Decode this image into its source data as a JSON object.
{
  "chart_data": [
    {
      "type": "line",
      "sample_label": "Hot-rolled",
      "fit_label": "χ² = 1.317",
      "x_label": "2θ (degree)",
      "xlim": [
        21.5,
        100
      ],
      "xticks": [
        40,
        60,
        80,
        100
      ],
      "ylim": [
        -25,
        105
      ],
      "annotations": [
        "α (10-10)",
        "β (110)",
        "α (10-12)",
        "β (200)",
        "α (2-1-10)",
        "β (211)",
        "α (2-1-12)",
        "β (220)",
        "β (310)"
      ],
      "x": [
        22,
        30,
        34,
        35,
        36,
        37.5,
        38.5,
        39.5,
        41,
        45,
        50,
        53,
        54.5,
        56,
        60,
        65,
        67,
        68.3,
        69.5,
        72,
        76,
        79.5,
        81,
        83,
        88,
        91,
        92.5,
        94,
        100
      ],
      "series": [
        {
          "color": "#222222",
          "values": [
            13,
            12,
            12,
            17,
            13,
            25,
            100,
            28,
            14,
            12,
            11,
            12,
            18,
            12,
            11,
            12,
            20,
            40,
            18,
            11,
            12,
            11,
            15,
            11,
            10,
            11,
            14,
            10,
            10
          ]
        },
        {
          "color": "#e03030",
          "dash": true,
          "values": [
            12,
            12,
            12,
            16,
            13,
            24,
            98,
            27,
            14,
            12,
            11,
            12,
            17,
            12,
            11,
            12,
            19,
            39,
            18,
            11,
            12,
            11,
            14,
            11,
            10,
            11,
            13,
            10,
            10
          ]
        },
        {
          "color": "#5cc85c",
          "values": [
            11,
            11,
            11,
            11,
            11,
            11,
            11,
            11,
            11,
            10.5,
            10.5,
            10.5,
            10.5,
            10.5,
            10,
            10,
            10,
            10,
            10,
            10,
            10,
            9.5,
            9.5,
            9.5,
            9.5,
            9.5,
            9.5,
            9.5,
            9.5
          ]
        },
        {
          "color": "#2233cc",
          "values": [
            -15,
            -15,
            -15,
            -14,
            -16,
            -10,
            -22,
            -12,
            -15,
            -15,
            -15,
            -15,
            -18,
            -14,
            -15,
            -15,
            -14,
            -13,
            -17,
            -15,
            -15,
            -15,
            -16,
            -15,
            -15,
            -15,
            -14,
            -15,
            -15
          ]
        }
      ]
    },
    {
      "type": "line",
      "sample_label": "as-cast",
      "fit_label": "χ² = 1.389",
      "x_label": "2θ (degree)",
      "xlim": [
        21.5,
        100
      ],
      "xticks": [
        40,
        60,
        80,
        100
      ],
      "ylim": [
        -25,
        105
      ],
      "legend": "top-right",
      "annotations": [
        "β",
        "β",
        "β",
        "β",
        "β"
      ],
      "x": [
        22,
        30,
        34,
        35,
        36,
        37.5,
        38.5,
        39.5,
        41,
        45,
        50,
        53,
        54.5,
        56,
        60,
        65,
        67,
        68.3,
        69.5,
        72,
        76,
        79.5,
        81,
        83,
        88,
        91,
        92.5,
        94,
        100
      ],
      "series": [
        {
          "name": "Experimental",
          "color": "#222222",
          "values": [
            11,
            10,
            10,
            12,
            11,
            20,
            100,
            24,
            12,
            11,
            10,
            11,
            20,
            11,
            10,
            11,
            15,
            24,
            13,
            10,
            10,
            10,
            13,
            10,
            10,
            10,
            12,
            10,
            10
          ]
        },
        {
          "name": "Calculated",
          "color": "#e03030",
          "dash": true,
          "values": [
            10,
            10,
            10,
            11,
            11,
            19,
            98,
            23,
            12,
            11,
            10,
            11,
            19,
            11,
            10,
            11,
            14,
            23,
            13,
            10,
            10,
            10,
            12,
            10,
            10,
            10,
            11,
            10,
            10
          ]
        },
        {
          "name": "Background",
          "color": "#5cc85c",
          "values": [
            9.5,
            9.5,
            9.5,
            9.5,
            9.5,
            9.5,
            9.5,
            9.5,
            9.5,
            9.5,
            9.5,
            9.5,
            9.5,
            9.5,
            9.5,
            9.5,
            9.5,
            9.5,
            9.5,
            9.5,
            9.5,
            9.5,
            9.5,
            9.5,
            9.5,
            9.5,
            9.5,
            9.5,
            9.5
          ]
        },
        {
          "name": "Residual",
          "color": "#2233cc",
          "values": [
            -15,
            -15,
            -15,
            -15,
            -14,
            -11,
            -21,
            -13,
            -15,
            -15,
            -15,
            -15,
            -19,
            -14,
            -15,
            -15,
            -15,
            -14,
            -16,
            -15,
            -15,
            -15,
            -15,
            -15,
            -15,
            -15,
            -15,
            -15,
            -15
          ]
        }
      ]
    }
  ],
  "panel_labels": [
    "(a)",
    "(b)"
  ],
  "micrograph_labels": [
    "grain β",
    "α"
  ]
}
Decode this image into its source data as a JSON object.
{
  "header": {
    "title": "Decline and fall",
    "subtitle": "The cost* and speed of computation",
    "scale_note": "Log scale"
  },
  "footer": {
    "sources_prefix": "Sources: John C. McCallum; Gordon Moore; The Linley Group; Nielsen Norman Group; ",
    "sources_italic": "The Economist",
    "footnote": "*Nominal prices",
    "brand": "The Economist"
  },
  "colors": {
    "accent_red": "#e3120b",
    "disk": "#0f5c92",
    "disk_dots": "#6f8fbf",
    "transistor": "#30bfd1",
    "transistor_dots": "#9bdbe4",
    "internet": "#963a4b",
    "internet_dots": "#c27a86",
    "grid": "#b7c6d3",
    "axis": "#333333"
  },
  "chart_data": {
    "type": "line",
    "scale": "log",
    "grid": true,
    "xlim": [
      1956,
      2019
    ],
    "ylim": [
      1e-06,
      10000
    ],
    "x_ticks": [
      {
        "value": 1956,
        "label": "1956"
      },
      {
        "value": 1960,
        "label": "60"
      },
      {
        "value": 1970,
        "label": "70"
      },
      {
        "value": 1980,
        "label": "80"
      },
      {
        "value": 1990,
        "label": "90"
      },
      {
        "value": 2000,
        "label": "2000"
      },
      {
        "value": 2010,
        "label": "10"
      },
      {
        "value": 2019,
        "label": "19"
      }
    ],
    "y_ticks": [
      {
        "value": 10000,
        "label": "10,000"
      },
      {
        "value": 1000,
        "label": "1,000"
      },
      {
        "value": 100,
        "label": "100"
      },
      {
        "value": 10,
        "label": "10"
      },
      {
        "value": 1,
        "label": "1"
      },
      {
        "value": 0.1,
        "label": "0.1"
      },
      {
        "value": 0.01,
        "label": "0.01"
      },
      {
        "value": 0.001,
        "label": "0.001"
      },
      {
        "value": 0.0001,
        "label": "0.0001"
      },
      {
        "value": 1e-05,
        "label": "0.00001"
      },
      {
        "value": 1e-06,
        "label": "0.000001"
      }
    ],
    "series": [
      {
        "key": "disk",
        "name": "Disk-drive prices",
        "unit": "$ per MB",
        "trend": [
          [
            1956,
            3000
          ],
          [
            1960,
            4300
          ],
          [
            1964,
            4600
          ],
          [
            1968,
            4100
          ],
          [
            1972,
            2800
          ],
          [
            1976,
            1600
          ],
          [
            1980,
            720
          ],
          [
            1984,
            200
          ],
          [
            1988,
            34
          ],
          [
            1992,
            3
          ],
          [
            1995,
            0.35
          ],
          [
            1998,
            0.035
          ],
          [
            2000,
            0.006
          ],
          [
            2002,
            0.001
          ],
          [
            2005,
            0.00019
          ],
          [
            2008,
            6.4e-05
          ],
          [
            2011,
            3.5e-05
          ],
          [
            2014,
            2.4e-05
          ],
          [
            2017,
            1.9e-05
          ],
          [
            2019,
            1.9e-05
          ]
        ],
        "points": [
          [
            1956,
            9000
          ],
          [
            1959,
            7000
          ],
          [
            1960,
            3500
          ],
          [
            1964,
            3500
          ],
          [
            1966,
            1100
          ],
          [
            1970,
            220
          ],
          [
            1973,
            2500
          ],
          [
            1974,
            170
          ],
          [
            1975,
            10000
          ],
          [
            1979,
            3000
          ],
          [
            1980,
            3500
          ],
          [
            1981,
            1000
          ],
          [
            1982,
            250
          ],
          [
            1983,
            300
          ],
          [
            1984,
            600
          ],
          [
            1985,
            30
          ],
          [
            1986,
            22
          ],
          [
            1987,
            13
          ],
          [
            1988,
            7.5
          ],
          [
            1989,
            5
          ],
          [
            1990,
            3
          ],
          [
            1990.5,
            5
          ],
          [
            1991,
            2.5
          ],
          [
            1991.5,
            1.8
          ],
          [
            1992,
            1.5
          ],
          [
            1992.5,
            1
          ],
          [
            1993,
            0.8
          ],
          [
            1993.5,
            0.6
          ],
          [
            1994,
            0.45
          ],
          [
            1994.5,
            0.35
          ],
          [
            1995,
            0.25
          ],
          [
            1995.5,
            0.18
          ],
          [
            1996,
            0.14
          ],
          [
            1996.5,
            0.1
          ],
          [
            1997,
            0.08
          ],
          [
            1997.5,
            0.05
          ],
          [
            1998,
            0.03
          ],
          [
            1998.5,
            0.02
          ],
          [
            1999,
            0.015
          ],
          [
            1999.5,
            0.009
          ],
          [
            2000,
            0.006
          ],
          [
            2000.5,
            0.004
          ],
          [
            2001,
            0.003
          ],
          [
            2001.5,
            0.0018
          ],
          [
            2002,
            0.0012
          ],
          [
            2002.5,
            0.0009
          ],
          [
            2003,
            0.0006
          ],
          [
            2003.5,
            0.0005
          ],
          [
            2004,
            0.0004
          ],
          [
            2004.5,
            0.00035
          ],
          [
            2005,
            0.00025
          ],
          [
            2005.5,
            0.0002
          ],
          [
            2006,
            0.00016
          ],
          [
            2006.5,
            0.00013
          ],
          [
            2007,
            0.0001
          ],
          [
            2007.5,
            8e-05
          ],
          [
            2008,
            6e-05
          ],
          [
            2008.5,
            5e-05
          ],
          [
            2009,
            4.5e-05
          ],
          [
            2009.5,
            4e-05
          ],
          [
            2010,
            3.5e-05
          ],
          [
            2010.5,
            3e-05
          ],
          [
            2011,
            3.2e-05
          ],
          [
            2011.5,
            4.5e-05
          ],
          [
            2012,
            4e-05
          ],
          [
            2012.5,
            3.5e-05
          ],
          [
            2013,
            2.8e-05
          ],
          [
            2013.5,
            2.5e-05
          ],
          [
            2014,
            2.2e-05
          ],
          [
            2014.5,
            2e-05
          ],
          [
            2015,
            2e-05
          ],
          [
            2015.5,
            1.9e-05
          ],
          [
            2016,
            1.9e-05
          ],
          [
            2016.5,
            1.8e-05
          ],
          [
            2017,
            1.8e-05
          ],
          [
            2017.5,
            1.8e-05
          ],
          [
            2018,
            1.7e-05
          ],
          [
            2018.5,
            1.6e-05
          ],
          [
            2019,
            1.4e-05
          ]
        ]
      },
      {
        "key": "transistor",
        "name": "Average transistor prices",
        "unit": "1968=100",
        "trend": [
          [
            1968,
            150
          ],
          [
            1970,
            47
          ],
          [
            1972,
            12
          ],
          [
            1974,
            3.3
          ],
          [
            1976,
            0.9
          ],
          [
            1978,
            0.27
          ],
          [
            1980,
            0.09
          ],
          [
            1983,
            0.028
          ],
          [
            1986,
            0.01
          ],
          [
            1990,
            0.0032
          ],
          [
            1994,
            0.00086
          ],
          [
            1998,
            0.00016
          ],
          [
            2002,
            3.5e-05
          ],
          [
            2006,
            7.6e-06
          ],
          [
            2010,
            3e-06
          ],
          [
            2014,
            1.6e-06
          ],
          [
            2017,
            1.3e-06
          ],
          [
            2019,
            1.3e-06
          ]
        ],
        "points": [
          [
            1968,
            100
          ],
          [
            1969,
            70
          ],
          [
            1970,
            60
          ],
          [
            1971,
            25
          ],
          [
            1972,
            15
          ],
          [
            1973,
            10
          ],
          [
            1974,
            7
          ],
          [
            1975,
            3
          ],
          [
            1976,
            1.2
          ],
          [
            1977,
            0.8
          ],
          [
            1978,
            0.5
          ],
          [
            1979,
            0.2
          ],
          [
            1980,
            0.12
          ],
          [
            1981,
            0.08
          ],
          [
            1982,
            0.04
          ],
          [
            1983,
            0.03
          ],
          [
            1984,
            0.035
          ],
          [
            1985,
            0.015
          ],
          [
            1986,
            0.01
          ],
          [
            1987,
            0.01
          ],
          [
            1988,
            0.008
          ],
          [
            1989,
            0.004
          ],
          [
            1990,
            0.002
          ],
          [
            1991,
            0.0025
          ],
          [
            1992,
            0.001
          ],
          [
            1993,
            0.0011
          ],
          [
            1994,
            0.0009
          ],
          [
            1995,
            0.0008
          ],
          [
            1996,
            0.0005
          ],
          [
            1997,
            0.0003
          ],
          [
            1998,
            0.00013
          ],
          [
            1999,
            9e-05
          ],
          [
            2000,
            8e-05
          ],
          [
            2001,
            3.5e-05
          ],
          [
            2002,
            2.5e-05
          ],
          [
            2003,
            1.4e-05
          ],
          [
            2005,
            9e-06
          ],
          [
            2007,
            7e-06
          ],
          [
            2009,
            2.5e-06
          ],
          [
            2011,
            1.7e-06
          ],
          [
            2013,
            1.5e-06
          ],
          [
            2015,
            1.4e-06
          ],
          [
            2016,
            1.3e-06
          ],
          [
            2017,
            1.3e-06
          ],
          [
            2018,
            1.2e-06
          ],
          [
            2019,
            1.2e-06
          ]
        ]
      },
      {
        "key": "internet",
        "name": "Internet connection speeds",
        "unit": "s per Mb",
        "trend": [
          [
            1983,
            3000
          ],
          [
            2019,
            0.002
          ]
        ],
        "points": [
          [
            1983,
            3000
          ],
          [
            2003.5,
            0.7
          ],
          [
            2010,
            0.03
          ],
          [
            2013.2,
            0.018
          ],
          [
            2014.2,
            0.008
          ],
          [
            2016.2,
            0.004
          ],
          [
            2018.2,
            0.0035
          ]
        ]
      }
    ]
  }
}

^^^^^^^^

» OBJECTIVE: Collect each line above holding the string "Economist".

» SOLUTION:
    "sources_italic": "The Economist",
    "brand": "The Economist"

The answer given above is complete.